### PROBLEM STATEMENT:
Please retype the data in full and exactly; the pictures are not part of the copy.

____ ROWS

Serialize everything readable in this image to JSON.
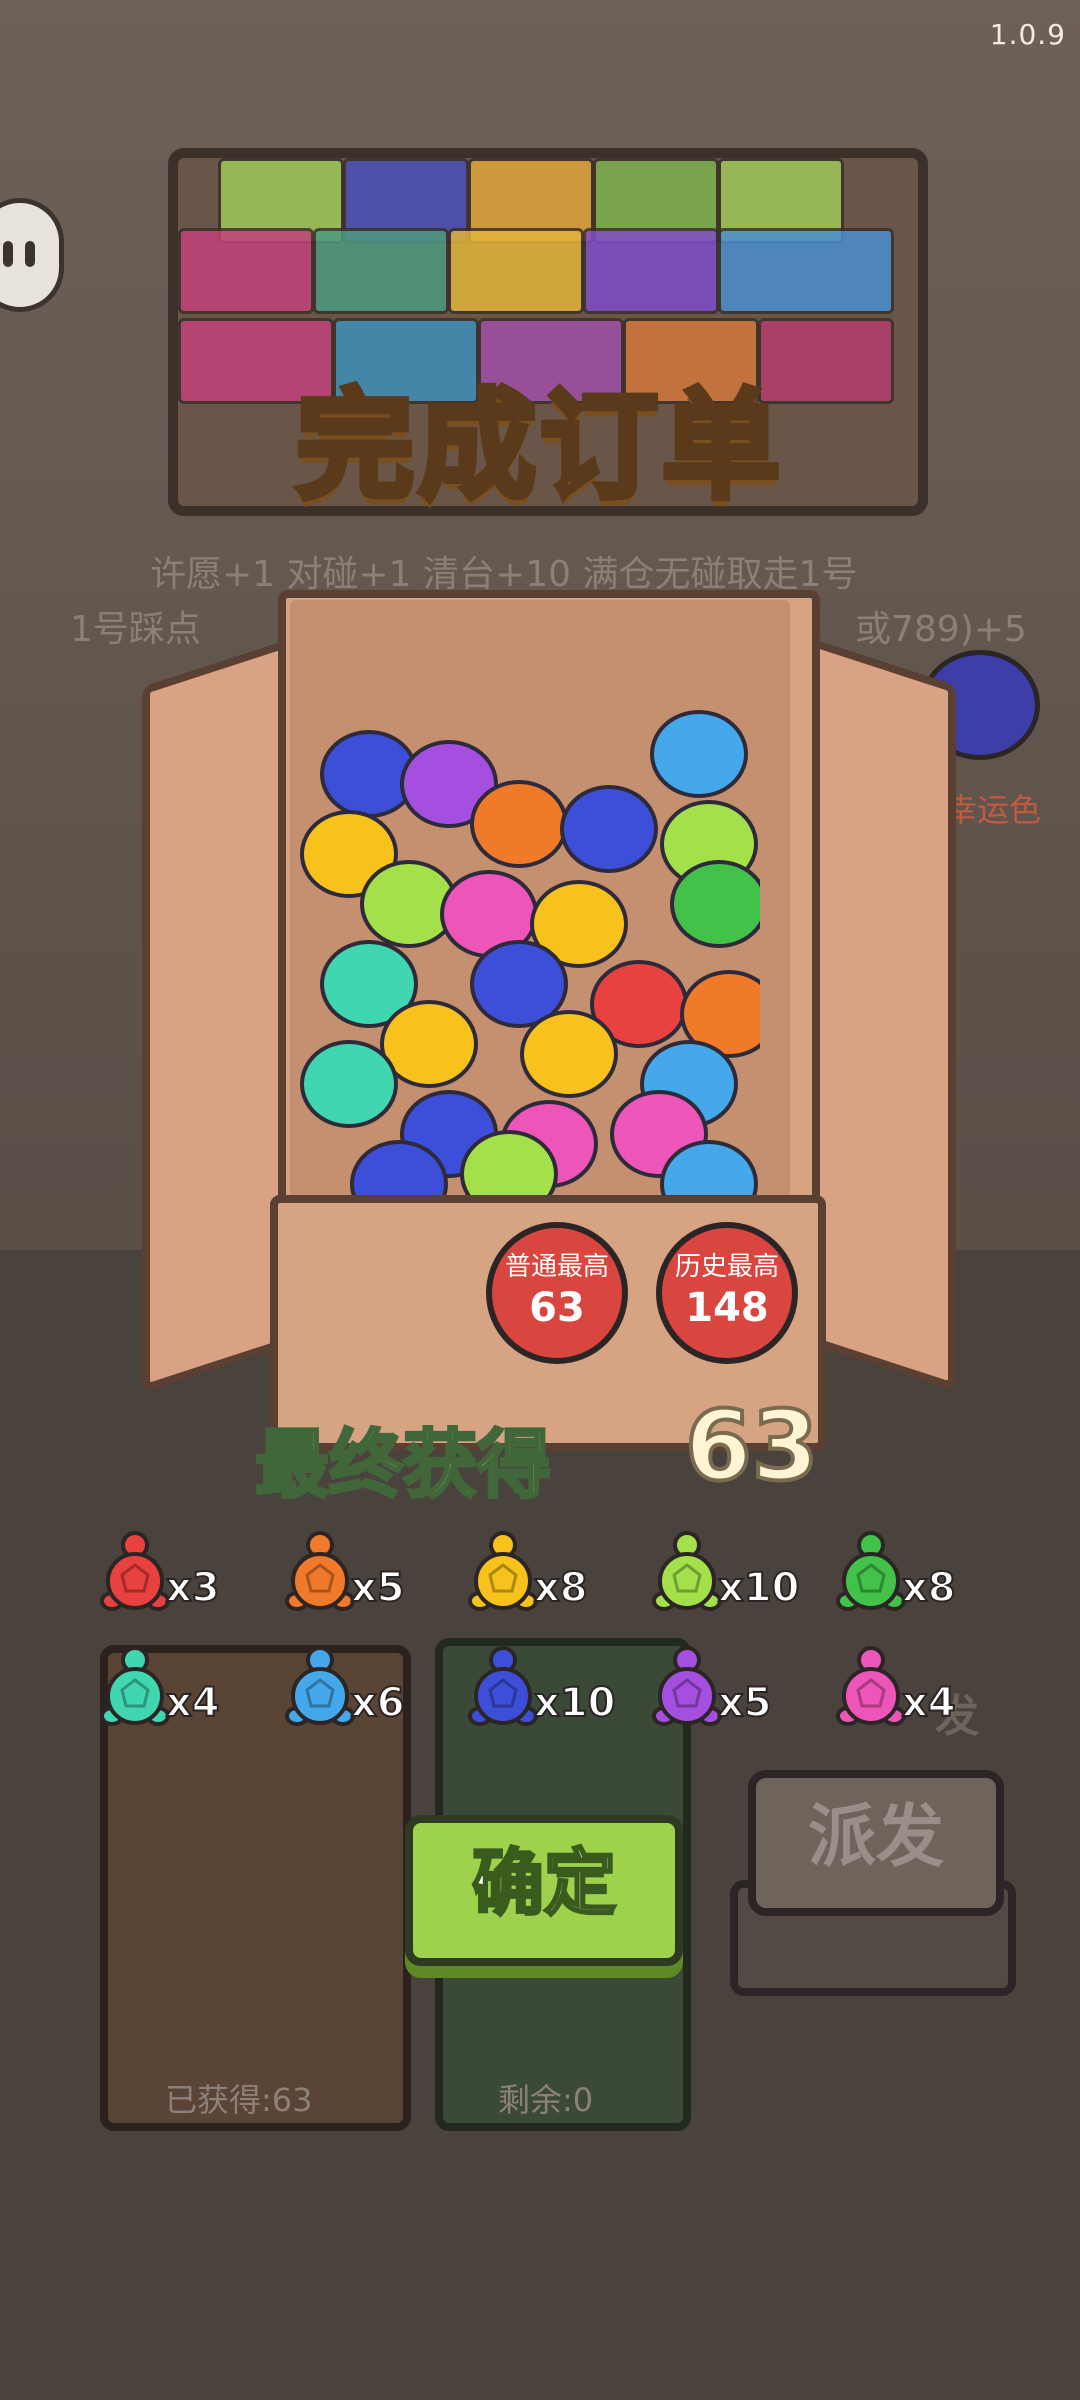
{
  "version": "1.0.9",
  "title": "完成订单",
  "hint_line1": "许愿+1 对碰+1 清台+10 满仓无碰取走1号",
  "hint_line2_left": "1号踩点",
  "hint_line2_right": "或789)+5",
  "lucky_color_label": "幸运色",
  "badges": {
    "normal_best_label": "普通最高",
    "normal_best_value": "63",
    "history_best_label": "历史最高",
    "history_best_value": "148"
  },
  "final": {
    "label": "最终获得",
    "value": "63"
  },
  "tally": [
    {
      "color": "#e8413f",
      "icon": "red-turtle-icon",
      "count": "x3"
    },
    {
      "color": "#f07a2a",
      "icon": "orange-turtle-icon",
      "count": "x5"
    },
    {
      "color": "#f6c21b",
      "icon": "yellow-turtle-icon",
      "count": "x8"
    },
    {
      "color": "#a3e04a",
      "icon": "lime-turtle-icon",
      "count": "x10"
    },
    {
      "color": "#43c24a",
      "icon": "green-turtle-icon",
      "count": "x8"
    },
    {
      "color": "#3fd6b0",
      "icon": "teal-turtle-icon",
      "count": "x4"
    },
    {
      "color": "#44a8ea",
      "icon": "blue-turtle-icon",
      "count": "x6"
    },
    {
      "color": "#3d4fd8",
      "icon": "indigo-turtle-icon",
      "count": "x10"
    },
    {
      "color": "#a54fe0",
      "icon": "purple-turtle-icon",
      "count": "x5"
    },
    {
      "color": "#ee55b8",
      "icon": "pink-turtle-icon",
      "count": "x4"
    }
  ],
  "bins": {
    "obtained_label": "已获得:63",
    "remaining_label": "剩余:0"
  },
  "buttons": {
    "confirm": "确定",
    "dispatch": "派发"
  },
  "dim_fragment": "发"
}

________

### RESPONSE:
Serialize everything readable in this image to JSON.
{
  "version": "1.0.9",
  "title": "完成订单",
  "hint_line1": "许愿+1 对碰+1 清台+10 满仓无碰取走1号",
  "hint_line2_left": "1号踩点",
  "hint_line2_right": "或789)+5",
  "lucky_color_label": "幸运色",
  "badges": {
    "normal_best_label": "普通最高",
    "normal_best_value": "63",
    "history_best_label": "历史最高",
    "history_best_value": "148"
  },
  "final": {
    "label": "最终获得",
    "value": "63"
  },
  "tally": [
    {
      "color": "#e8413f",
      "icon": "red-turtle-icon",
      "count": "x3"
    },
    {
      "color": "#f07a2a",
      "icon": "orange-turtle-icon",
      "count": "x5"
    },
    {
      "color": "#f6c21b",
      "icon": "yellow-turtle-icon",
      "count": "x8"
    },
    {
      "color": "#a3e04a",
      "icon": "lime-turtle-icon",
      "count": "x10"
    },
    {
      "color": "#43c24a",
      "icon": "green-turtle-icon",
      "count": "x8"
    },
    {
      "color": "#3fd6b0",
      "icon": "teal-turtle-icon",
      "count": "x4"
    },
    {
      "color": "#44a8ea",
      "icon": "blue-turtle-icon",
      "count": "x6"
    },
    {
      "color": "#3d4fd8",
      "icon": "indigo-turtle-icon",
      "count": "x10"
    },
    {
      "color": "#a54fe0",
      "icon": "purple-turtle-icon",
      "count": "x5"
    },
    {
      "color": "#ee55b8",
      "icon": "pink-turtle-icon",
      "count": "x4"
    }
  ],
  "bins": {
    "obtained_label": "已获得:63",
    "remaining_label": "剩余:0"
  },
  "buttons": {
    "confirm": "确定",
    "dispatch": "派发"
  },
  "dim_fragment": "发"
}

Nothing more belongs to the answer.